Your objective
What is needed is an exact repeat of the lines from the line containing "OCR this image." through the final line of the entries below, and nothing else.

Data shown

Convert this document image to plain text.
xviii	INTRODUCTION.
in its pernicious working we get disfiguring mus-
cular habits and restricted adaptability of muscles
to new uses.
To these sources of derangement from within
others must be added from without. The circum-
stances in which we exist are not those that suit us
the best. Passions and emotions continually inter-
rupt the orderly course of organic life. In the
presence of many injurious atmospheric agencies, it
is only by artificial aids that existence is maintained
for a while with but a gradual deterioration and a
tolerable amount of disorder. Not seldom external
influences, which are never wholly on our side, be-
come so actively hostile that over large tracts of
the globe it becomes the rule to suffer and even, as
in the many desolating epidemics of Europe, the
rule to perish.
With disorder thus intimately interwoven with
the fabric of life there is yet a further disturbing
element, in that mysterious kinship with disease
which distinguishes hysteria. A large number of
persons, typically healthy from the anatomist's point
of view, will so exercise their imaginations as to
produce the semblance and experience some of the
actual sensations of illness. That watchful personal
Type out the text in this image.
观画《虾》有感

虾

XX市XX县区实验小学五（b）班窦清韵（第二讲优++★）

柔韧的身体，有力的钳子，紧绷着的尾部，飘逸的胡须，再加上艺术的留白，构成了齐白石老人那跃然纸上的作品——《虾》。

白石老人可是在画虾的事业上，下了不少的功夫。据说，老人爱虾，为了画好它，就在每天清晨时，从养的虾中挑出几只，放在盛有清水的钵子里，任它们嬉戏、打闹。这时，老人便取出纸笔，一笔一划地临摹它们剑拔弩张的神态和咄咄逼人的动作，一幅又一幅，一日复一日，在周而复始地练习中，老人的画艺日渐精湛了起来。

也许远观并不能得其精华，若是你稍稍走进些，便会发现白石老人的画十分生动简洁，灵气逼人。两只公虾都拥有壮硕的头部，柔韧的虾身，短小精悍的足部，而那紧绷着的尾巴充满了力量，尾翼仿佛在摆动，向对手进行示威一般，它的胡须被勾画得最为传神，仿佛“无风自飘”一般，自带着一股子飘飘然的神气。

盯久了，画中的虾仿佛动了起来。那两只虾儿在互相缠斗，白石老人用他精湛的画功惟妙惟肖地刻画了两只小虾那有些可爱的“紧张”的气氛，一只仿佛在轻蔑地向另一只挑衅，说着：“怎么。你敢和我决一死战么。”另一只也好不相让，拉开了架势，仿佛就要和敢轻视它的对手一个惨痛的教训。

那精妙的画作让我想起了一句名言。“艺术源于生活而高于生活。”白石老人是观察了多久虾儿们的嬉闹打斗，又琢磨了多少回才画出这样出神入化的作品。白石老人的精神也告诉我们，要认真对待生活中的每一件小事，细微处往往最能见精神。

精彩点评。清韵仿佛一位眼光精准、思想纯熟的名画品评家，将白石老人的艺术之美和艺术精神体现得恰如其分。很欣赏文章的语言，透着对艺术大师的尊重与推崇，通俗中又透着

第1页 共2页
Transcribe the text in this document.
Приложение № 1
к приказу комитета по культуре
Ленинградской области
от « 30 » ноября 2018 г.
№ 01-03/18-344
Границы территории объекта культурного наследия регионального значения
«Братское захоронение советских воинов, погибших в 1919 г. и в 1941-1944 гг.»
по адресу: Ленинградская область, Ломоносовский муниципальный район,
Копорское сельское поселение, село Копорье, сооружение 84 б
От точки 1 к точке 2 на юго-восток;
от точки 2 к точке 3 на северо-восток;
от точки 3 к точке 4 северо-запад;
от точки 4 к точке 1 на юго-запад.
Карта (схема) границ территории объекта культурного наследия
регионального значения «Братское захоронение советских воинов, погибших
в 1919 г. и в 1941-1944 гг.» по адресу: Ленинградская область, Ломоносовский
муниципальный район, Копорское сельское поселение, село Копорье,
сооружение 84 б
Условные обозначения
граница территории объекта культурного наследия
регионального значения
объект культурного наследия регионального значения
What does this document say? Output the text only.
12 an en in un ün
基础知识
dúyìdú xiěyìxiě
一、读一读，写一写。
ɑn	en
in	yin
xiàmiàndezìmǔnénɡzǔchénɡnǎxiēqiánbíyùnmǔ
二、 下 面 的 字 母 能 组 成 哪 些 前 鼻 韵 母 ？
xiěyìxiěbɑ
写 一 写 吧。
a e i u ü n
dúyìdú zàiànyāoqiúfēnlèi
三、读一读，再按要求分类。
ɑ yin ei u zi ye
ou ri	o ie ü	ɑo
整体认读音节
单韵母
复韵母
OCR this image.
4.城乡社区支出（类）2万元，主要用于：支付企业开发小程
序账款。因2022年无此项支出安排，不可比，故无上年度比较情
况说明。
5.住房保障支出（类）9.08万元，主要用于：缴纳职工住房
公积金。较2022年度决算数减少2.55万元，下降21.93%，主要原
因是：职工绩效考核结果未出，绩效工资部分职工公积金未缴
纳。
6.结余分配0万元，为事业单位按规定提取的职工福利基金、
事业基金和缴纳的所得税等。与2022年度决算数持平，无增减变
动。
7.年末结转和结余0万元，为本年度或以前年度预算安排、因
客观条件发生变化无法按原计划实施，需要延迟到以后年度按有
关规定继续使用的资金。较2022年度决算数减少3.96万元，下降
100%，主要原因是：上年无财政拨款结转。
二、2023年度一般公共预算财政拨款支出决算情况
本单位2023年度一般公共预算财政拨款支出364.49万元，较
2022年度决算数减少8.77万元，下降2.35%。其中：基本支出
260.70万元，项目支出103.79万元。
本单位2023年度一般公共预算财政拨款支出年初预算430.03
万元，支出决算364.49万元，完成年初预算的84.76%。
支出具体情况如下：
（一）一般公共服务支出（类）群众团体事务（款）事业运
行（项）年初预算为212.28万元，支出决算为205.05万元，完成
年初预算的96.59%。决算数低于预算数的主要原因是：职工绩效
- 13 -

Written answer
OCR this image.
4.城乡社区支出（类）2万元，主要用于：支付企业开发小程
序账款。因2022年无此项支出安排，不可比，故无上年度比较情
况说明。
5.住房保障支出（类）9.08万元，主要用于：缴纳职工住房
公积金。较2022年度决算数减少2.55万元，下降21.93%，主要原
因是：职工绩效考核结果未出，绩效工资部分职工公积金未缴
纳。
6.结余分配0万元，为事业单位按规定提取的职工福利基金、
事业基金和缴纳的所得税等。与2022年度决算数持平，无增减变
动。
7.年末结转和结余0万元，为本年度或以前年度预算安排、因
客观条件发生变化无法按原计划实施，需要延迟到以后年度按有
关规定继续使用的资金。较2022年度决算数减少3.96万元，下降
100%，主要原因是：上年无财政拨款结转。
二、2023年度一般公共预算财政拨款支出决算情况
本单位2023年度一般公共预算财政拨款支出364.49万元，较
2022年度决算数减少8.77万元，下降2.35%。其中：基本支出
260.70万元，项目支出103.79万元。
本单位2023年度一般公共预算财政拨款支出年初预算430.03
万元，支出决算364.49万元，完成年初预算的84.76%。
支出具体情况如下：
（一）一般公共服务支出（类）群众团体事务（款）事业运
行（项）年初预算为212.28万元，支出决算为205.05万元，完成
年初预算的96.59%。决算数低于预算数的主要原因是：职工绩效
- 13 -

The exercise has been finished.